Work through the data line by line, gathering every line that has the word "type".
[start Rows]
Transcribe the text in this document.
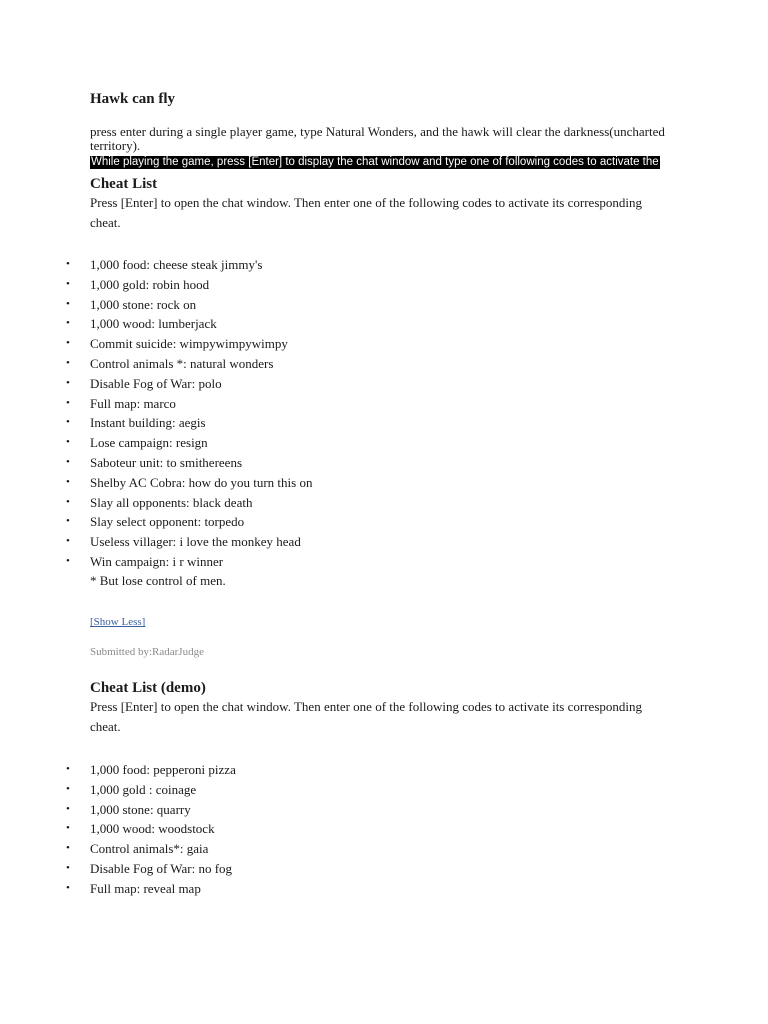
Hawk can fly

press enter during a single player game, type Natural Wonders, and the hawk will clear the darkness(uncharted territory).

While playing the game, press [Enter] to display the chat window and type one of following codes to activate the
Cheat List

Press [Enter] to open the chat window. Then enter one of the following codes to activate its corresponding cheat.

• 1,000 food: cheese steak jimmy's
• 1,000 gold: robin hood
• 1,000 stone: rock on
• 1,000 wood: lumberjack
• Commit suicide: wimpywimpywimpy
• Control animals *: natural wonders
• Disable Fog of War: polo
• Full map: marco
• Instant building: aegis
• Lose campaign: resign
• Saboteur unit: to smithereens
• Shelby AC Cobra: how do you turn this on
• Slay all opponents: black death
• Slay select opponent: torpedo
• Useless villager: i love the monkey head
• Win campaign: i r winner

* But lose control of men.

[Show Less]
Submitted by:RadarJudge
Cheat List (demo)

Press [Enter] to open the chat window. Then enter one of the following codes to activate its corresponding cheat.

• 1,000 food: pepperoni pizza
• 1,000 gold : coinage
• 1,000 stone: quarry
• 1,000 wood: woodstock
• Control animals*: gaia
• Disable Fog of War: no fog
• Full map: reveal map
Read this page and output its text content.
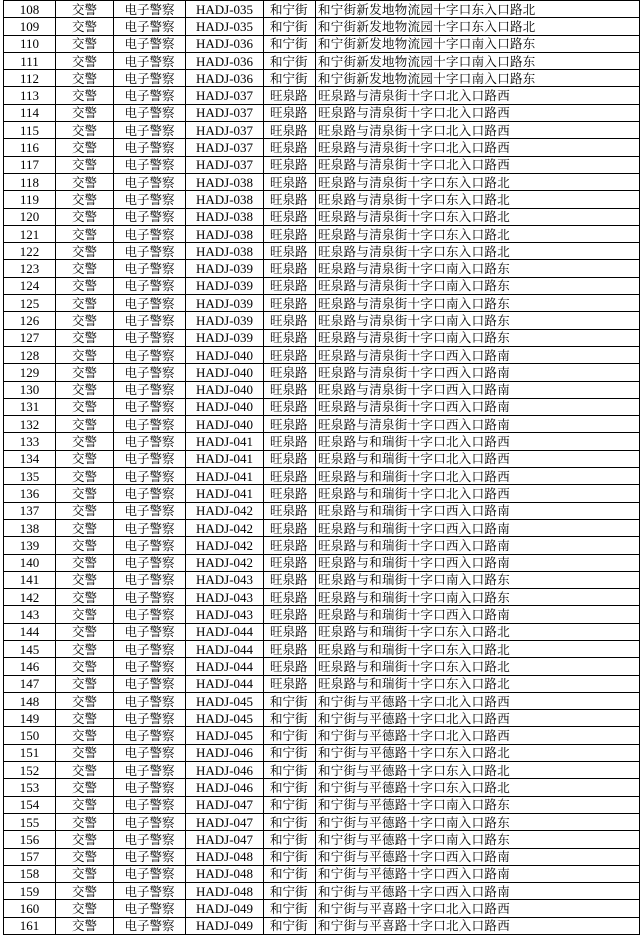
108	交警	电子警察	HADJ-035	和宁街	和宁街新发地物流园十字口东入口路北
109	交警	电子警察	HADJ-035	和宁街	和宁街新发地物流园十字口东入口路北
110	交警	电子警察	HADJ-036	和宁街	和宁街新发地物流园十字口南入口路东
111	交警	电子警察	HADJ-036	和宁街	和宁街新发地物流园十字口南入口路东
112	交警	电子警察	HADJ-036	和宁街	和宁街新发地物流园十字口南入口路东
113	交警	电子警察	HADJ-037	旺泉路	旺泉路与清泉街十字口北入口路西
114	交警	电子警察	HADJ-037	旺泉路	旺泉路与清泉街十字口北入口路西
115	交警	电子警察	HADJ-037	旺泉路	旺泉路与清泉街十字口北入口路西
116	交警	电子警察	HADJ-037	旺泉路	旺泉路与清泉街十字口北入口路西
117	交警	电子警察	HADJ-037	旺泉路	旺泉路与清泉街十字口北入口路西
118	交警	电子警察	HADJ-038	旺泉路	旺泉路与清泉街十字口东入口路北
119	交警	电子警察	HADJ-038	旺泉路	旺泉路与清泉街十字口东入口路北
120	交警	电子警察	HADJ-038	旺泉路	旺泉路与清泉街十字口东入口路北
121	交警	电子警察	HADJ-038	旺泉路	旺泉路与清泉街十字口东入口路北
122	交警	电子警察	HADJ-038	旺泉路	旺泉路与清泉街十字口东入口路北
123	交警	电子警察	HADJ-039	旺泉路	旺泉路与清泉街十字口南入口路东
124	交警	电子警察	HADJ-039	旺泉路	旺泉路与清泉街十字口南入口路东
125	交警	电子警察	HADJ-039	旺泉路	旺泉路与清泉街十字口南入口路东
126	交警	电子警察	HADJ-039	旺泉路	旺泉路与清泉街十字口南入口路东
127	交警	电子警察	HADJ-039	旺泉路	旺泉路与清泉街十字口南入口路东
128	交警	电子警察	HADJ-040	旺泉路	旺泉路与清泉街十字口西入口路南
129	交警	电子警察	HADJ-040	旺泉路	旺泉路与清泉街十字口西入口路南
130	交警	电子警察	HADJ-040	旺泉路	旺泉路与清泉街十字口西入口路南
131	交警	电子警察	HADJ-040	旺泉路	旺泉路与清泉街十字口西入口路南
132	交警	电子警察	HADJ-040	旺泉路	旺泉路与清泉街十字口西入口路南
133	交警	电子警察	HADJ-041	旺泉路	旺泉路与和瑞街十字口北入口路西
134	交警	电子警察	HADJ-041	旺泉路	旺泉路与和瑞街十字口北入口路西
135	交警	电子警察	HADJ-041	旺泉路	旺泉路与和瑞街十字口北入口路西
136	交警	电子警察	HADJ-041	旺泉路	旺泉路与和瑞街十字口北入口路西
137	交警	电子警察	HADJ-042	旺泉路	旺泉路与和瑞街十字口西入口路南
138	交警	电子警察	HADJ-042	旺泉路	旺泉路与和瑞街十字口西入口路南
139	交警	电子警察	HADJ-042	旺泉路	旺泉路与和瑞街十字口西入口路南
140	交警	电子警察	HADJ-042	旺泉路	旺泉路与和瑞街十字口西入口路南
141	交警	电子警察	HADJ-043	旺泉路	旺泉路与和瑞街十字口南入口路东
142	交警	电子警察	HADJ-043	旺泉路	旺泉路与和瑞街十字口南入口路东
143	交警	电子警察	HADJ-043	旺泉路	旺泉路与和瑞街十字口西入口路南
144	交警	电子警察	HADJ-044	旺泉路	旺泉路与和瑞街十字口东入口路北
145	交警	电子警察	HADJ-044	旺泉路	旺泉路与和瑞街十字口东入口路北
146	交警	电子警察	HADJ-044	旺泉路	旺泉路与和瑞街十字口东入口路北
147	交警	电子警察	HADJ-044	旺泉路	旺泉路与和瑞街十字口东入口路北
148	交警	电子警察	HADJ-045	和宁街	和宁街与平德路十字口北入口路西
149	交警	电子警察	HADJ-045	和宁街	和宁街与平德路十字口北入口路西
150	交警	电子警察	HADJ-045	和宁街	和宁街与平德路十字口北入口路西
151	交警	电子警察	HADJ-046	和宁街	和宁街与平德路十字口东入口路北
152	交警	电子警察	HADJ-046	和宁街	和宁街与平德路十字口东入口路北
153	交警	电子警察	HADJ-046	和宁街	和宁街与平德路十字口东入口路北
154	交警	电子警察	HADJ-047	和宁街	和宁街与平德路十字口南入口路东
155	交警	电子警察	HADJ-047	和宁街	和宁街与平德路十字口南入口路东
156	交警	电子警察	HADJ-047	和宁街	和宁街与平德路十字口南入口路东
157	交警	电子警察	HADJ-048	和宁街	和宁街与平德路十字口西入口路南
158	交警	电子警察	HADJ-048	和宁街	和宁街与平德路十字口西入口路南
159	交警	电子警察	HADJ-048	和宁街	和宁街与平德路十字口西入口路南
160	交警	电子警察	HADJ-049	和宁街	和宁街与平喜路十字口北入口路西
161	交警	电子警察	HADJ-049	和宁街	和宁街与平喜路十字口北入口路西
[end Rows]
- Task result
press enter during a single player game, type Natural Wonders, and the hawk will clear the darkness(uncharted territory).
While playing the game, press [Enter] to display the chat window and type one of following codes to activate the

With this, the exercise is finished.